> Goal of the exercise
Count lines with the string "ylabel" in them. State the number alone.

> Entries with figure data
-- Start --

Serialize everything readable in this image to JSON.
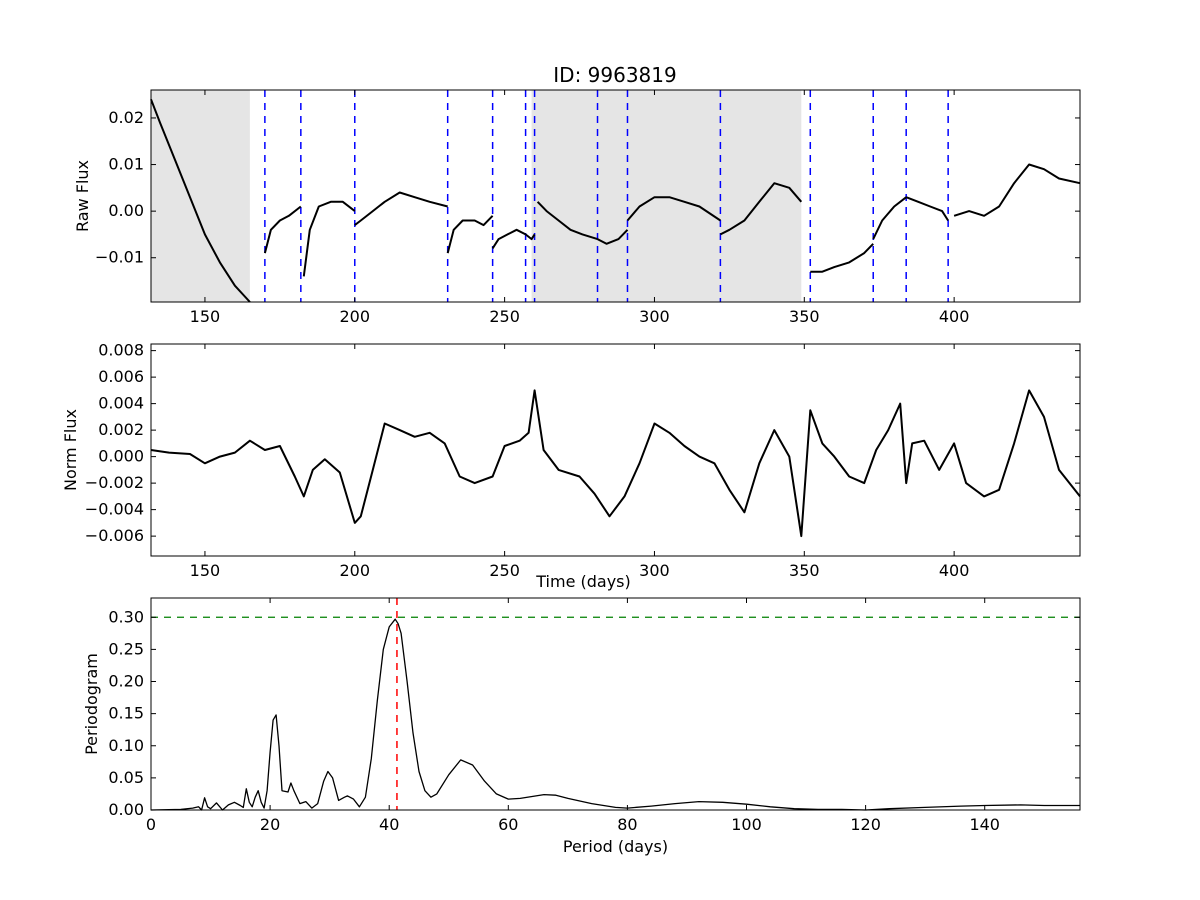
{
  "figure": {
    "title": "ID: 9963819"
  },
  "chart_data": [
    {
      "type": "line",
      "ylabel": "Raw Flux",
      "xlabel": "",
      "xlim": [
        132,
        442
      ],
      "ylim": [
        -0.0195,
        0.026
      ],
      "xticks": [
        150,
        200,
        250,
        300,
        350,
        400
      ],
      "xtick_labels": [
        "150",
        "200",
        "250",
        "300",
        "350",
        "400"
      ],
      "yticks": [
        0.02,
        0.01,
        0.0,
        -0.01
      ],
      "ytick_labels": [
        "0.02",
        "0.01",
        "0.00",
        "−0.01"
      ],
      "shaded_spans": [
        [
          132,
          165
        ],
        [
          259,
          349
        ]
      ],
      "vlines": [
        170,
        182,
        200,
        231,
        246,
        257,
        260,
        281,
        291,
        322,
        352,
        373,
        384,
        398
      ],
      "vline_color": "#0000ff",
      "series": [
        {
          "x": [
            132,
            135,
            140,
            145,
            150,
            155,
            160,
            165
          ],
          "values": [
            0.024,
            0.019,
            0.011,
            0.003,
            -0.005,
            -0.011,
            -0.016,
            -0.0195
          ]
        },
        {
          "x": [
            170,
            172,
            175,
            178,
            182
          ],
          "values": [
            -0.009,
            -0.004,
            -0.002,
            -0.001,
            0.001
          ]
        },
        {
          "x": [
            183,
            185,
            188,
            192,
            196,
            200
          ],
          "values": [
            -0.014,
            -0.004,
            0.001,
            0.002,
            0.002,
            0.0
          ]
        },
        {
          "x": [
            200,
            202,
            206,
            210,
            215,
            220,
            225,
            231
          ],
          "values": [
            -0.003,
            -0.002,
            0.0,
            0.002,
            0.004,
            0.003,
            0.002,
            0.001
          ]
        },
        {
          "x": [
            231,
            233,
            236,
            240,
            243,
            246
          ],
          "values": [
            -0.009,
            -0.004,
            -0.002,
            -0.002,
            -0.003,
            -0.001
          ]
        },
        {
          "x": [
            246,
            248,
            251,
            254,
            257
          ],
          "values": [
            -0.008,
            -0.006,
            -0.005,
            -0.004,
            -0.005
          ]
        },
        {
          "x": [
            257,
            259,
            260
          ],
          "values": [
            -0.005,
            -0.006,
            -0.005
          ]
        },
        {
          "x": [
            261,
            264,
            268,
            272,
            276,
            281
          ],
          "values": [
            0.002,
            0.0,
            -0.002,
            -0.004,
            -0.005,
            -0.006
          ]
        },
        {
          "x": [
            281,
            284,
            288,
            291
          ],
          "values": [
            -0.006,
            -0.007,
            -0.006,
            -0.004
          ]
        },
        {
          "x": [
            291,
            295,
            300,
            305,
            310,
            315,
            322
          ],
          "values": [
            -0.002,
            0.001,
            0.003,
            0.003,
            0.002,
            0.001,
            -0.002
          ]
        },
        {
          "x": [
            322,
            325,
            330,
            335,
            340,
            345,
            349
          ],
          "values": [
            -0.005,
            -0.004,
            -0.002,
            0.002,
            0.006,
            0.005,
            0.002
          ]
        },
        {
          "x": [
            352,
            356,
            360,
            365,
            370,
            373
          ],
          "values": [
            -0.013,
            -0.013,
            -0.012,
            -0.011,
            -0.009,
            -0.007
          ]
        },
        {
          "x": [
            373,
            376,
            380,
            384
          ],
          "values": [
            -0.006,
            -0.002,
            0.001,
            0.003
          ]
        },
        {
          "x": [
            384,
            388,
            392,
            396,
            398
          ],
          "values": [
            0.003,
            0.002,
            0.001,
            0.0,
            -0.002
          ]
        },
        {
          "x": [
            400,
            405,
            410,
            415,
            420,
            425,
            430,
            435,
            442
          ],
          "values": [
            -0.001,
            0.0,
            -0.001,
            0.001,
            0.006,
            0.01,
            0.009,
            0.007,
            0.006
          ]
        }
      ]
    },
    {
      "type": "line",
      "ylabel": "Norm Flux",
      "xlabel": "Time (days)",
      "xlim": [
        132,
        442
      ],
      "ylim": [
        -0.0075,
        0.0085
      ],
      "xticks": [
        150,
        200,
        250,
        300,
        350,
        400
      ],
      "xtick_labels": [
        "150",
        "200",
        "250",
        "300",
        "350",
        "400"
      ],
      "yticks": [
        0.008,
        0.006,
        0.004,
        0.002,
        0.0,
        -0.002,
        -0.004,
        -0.006
      ],
      "ytick_labels": [
        "0.008",
        "0.006",
        "0.004",
        "0.002",
        "0.000",
        "−0.002",
        "−0.004",
        "−0.006"
      ],
      "series": [
        {
          "x": [
            132,
            138,
            145,
            150,
            155,
            160,
            165,
            170,
            175,
            180,
            183,
            186,
            190,
            195,
            200,
            202,
            206,
            210,
            215,
            220,
            225,
            230,
            235,
            240,
            246,
            250,
            255,
            258,
            260,
            263,
            268,
            275,
            280,
            285,
            290,
            295,
            300,
            305,
            310,
            315,
            320,
            325,
            330,
            335,
            340,
            345,
            349,
            352,
            356,
            360,
            365,
            370,
            374,
            378,
            382,
            384,
            386,
            390,
            395,
            400,
            404,
            410,
            415,
            420,
            425,
            430,
            435,
            442
          ],
          "values": [
            0.0005,
            0.0003,
            0.0002,
            -0.0005,
            0.0,
            0.0003,
            0.0012,
            0.0005,
            0.0008,
            -0.0015,
            -0.003,
            -0.001,
            -0.0002,
            -0.0012,
            -0.005,
            -0.0045,
            -0.001,
            0.0025,
            0.002,
            0.0015,
            0.0018,
            0.001,
            -0.0015,
            -0.002,
            -0.0015,
            0.0008,
            0.0012,
            0.0018,
            0.005,
            0.0005,
            -0.001,
            -0.0015,
            -0.0028,
            -0.0045,
            -0.003,
            -0.0005,
            0.0025,
            0.0018,
            0.0008,
            0.0,
            -0.0005,
            -0.0025,
            -0.0042,
            -0.0005,
            0.002,
            0.0,
            -0.006,
            0.0035,
            0.001,
            0.0,
            -0.0015,
            -0.002,
            0.0005,
            0.002,
            0.004,
            -0.002,
            0.001,
            0.0012,
            -0.001,
            0.001,
            -0.002,
            -0.003,
            -0.0025,
            0.001,
            0.005,
            0.003,
            -0.001,
            -0.003
          ]
        }
      ]
    },
    {
      "type": "line",
      "ylabel": "Periodogram",
      "xlabel": "Period (days)",
      "xlim": [
        0,
        156
      ],
      "ylim": [
        0,
        0.33
      ],
      "xticks": [
        0,
        20,
        40,
        60,
        80,
        100,
        120,
        140
      ],
      "xtick_labels": [
        "0",
        "20",
        "40",
        "60",
        "80",
        "100",
        "120",
        "140"
      ],
      "yticks": [
        0.0,
        0.05,
        0.1,
        0.15,
        0.2,
        0.25,
        0.3
      ],
      "ytick_labels": [
        "0.00",
        "0.05",
        "0.10",
        "0.15",
        "0.20",
        "0.25",
        "0.30"
      ],
      "hline": 0.3,
      "hline_color": "#008000",
      "vline": 41.3,
      "vline_color": "#ff0000",
      "series": [
        {
          "x": [
            0,
            5,
            7,
            8,
            8.5,
            9,
            9.5,
            10,
            11,
            12,
            13,
            14,
            15,
            15.5,
            16,
            16.5,
            17,
            17.5,
            18,
            18.5,
            19,
            19.5,
            20,
            20.5,
            21,
            21.5,
            22,
            23,
            23.5,
            24,
            25,
            26,
            27,
            28,
            29,
            29.7,
            30.5,
            31.5,
            32.5,
            33,
            34,
            35,
            36,
            37,
            38,
            39,
            40,
            41,
            41.5,
            42,
            43,
            44,
            45,
            46,
            47,
            48,
            50,
            52,
            54,
            56,
            58,
            60,
            62,
            64,
            66,
            68,
            70,
            74,
            78,
            80,
            84,
            88,
            92,
            96,
            100,
            104,
            108,
            112,
            116,
            120,
            124,
            130,
            136,
            140,
            146,
            150,
            156
          ],
          "values": [
            0.0,
            0.001,
            0.003,
            0.005,
            0.0,
            0.019,
            0.005,
            0.002,
            0.011,
            0.0,
            0.008,
            0.012,
            0.007,
            0.004,
            0.033,
            0.012,
            0.005,
            0.02,
            0.03,
            0.012,
            0.003,
            0.03,
            0.09,
            0.14,
            0.148,
            0.1,
            0.03,
            0.028,
            0.042,
            0.03,
            0.01,
            0.013,
            0.003,
            0.01,
            0.045,
            0.06,
            0.05,
            0.015,
            0.02,
            0.022,
            0.017,
            0.005,
            0.02,
            0.08,
            0.17,
            0.25,
            0.285,
            0.297,
            0.29,
            0.275,
            0.2,
            0.12,
            0.06,
            0.03,
            0.02,
            0.025,
            0.055,
            0.078,
            0.07,
            0.045,
            0.025,
            0.017,
            0.018,
            0.021,
            0.024,
            0.023,
            0.018,
            0.01,
            0.004,
            0.003,
            0.006,
            0.01,
            0.013,
            0.012,
            0.009,
            0.005,
            0.002,
            0.001,
            0.001,
            0.0,
            0.002,
            0.004,
            0.006,
            0.007,
            0.008,
            0.007,
            0.007
          ]
        }
      ]
    }
  ]
}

-- End --

> Full answer
3